------ BLOCO DE TEXTO

Começando por este último eixo, é importante assinalar que a atual PEC em debate é só o início da contrarreforma. Ela torna constitucional a regulamentação da Previdência por leis complementares – tanto do regime geral, dos trabalhadores vinculados ao Instituto Nacional de Seguridade Social (INSS), como dos regimes próprios dos trabalhadores do setor público -, facilitando que os governos possam permanentemente alterar a Previdência sem a necessidade de maioria qualificada nas votações legislativas. O reajuste automático dos benefícios também deixa de ser uma prerrogativa constitucional, o que poderá no futuro defasar até o mínimo seus valores reais.

As chamadas regras de transição têm como horizonte o aumento de alíquotas e a redução de direitos. Nos regimes próprios, a proposta é aumentar de forma escalonada as alíquotas por faixa salarial e permitir contribuições extraordinárias no caso de supostos déficits, inclusive de aposentados e pensionistas. Não trata, no entanto, da securitização das fontes previdenciárias dos estados, como no caso dos royalties do petróleo no Rio de Janeiro que, entregues ao mercado financeiro em um paraíso fiscal, já geraram com o pagamento de juros um rombo de 18 bilhões no fundo previdenciário público.

A proposta, ao mesmo tempo em que aumenta as alíquotas, reduz os direitos e benefícios ao elevar a idade mínima e o tempo de contribuição para 40 anos – para que o trabalhador, se conseguir viver até lá, tenha acesso à totalidade do valor da aposentadoria. Essa totalidade também passa a ser calculada pela média de todos os salários e não de forma integral. A integralidade já não existia para os trabalhadores que ingressaram no serviço público depois da contrarreforma do governo Lula em 2003, mas, pela atual proposta, serão contados todos os salários para o cálculo da média e não os 80% maiores, desconsiderando, assim, a grande diferença salarial por conta de direitos adquiridos por tempo, titulação e competência profissional no decorrer da vida laboral.

------------

# TAREFA
Como fica em inglês esta frase do texto sobre a reforma da Previdência: "As chamadas regras de transição têm como horizonte o aumento de alíquotas e a redução de direitos."? As linhas abaixo formam um material separado do texto.

------ DADOS REGISTRADOS

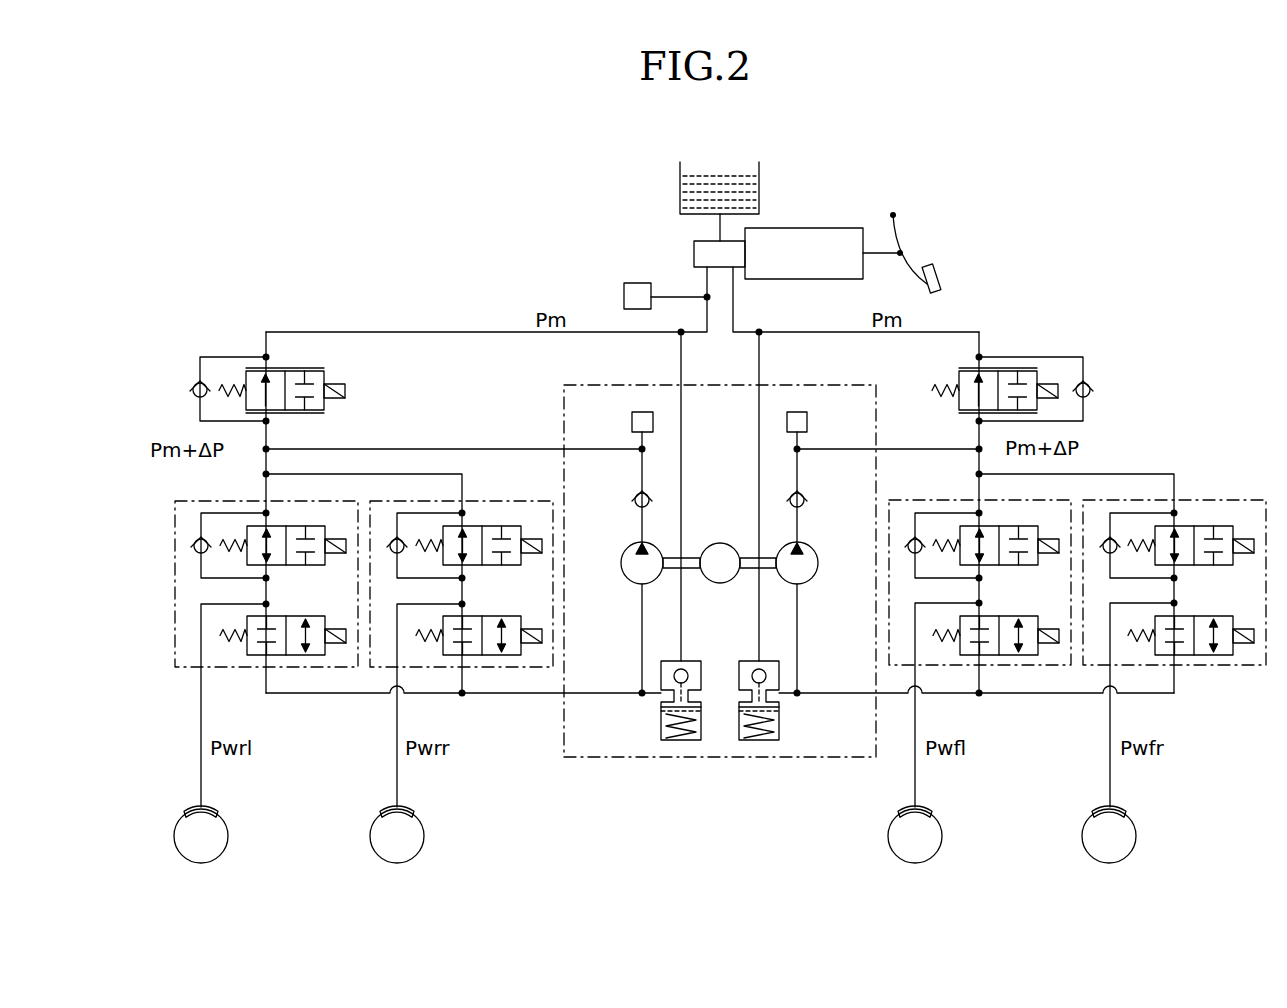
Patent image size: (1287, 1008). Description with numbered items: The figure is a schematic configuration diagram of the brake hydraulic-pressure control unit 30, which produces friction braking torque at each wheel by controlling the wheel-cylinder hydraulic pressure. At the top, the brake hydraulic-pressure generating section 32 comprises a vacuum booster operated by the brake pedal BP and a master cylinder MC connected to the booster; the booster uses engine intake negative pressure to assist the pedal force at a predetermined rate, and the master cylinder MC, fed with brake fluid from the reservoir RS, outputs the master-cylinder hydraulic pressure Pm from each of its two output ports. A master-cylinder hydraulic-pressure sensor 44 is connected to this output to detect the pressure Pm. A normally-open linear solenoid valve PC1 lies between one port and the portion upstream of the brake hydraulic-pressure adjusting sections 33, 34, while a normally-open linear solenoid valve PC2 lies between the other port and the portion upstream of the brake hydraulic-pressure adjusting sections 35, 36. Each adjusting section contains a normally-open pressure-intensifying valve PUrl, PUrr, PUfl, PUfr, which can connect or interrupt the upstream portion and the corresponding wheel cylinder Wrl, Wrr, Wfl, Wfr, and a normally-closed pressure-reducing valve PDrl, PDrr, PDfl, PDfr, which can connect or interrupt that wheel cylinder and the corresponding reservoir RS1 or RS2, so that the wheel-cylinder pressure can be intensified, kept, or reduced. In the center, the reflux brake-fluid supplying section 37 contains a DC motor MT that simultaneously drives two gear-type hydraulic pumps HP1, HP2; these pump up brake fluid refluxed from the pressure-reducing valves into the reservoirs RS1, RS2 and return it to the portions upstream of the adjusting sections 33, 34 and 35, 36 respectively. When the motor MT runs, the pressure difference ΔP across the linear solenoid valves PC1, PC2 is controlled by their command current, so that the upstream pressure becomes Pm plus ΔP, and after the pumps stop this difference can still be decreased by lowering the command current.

------------

# RESPOSTA COMPLETA
The so-called transition rules are aimed at raising rates and reducing rights.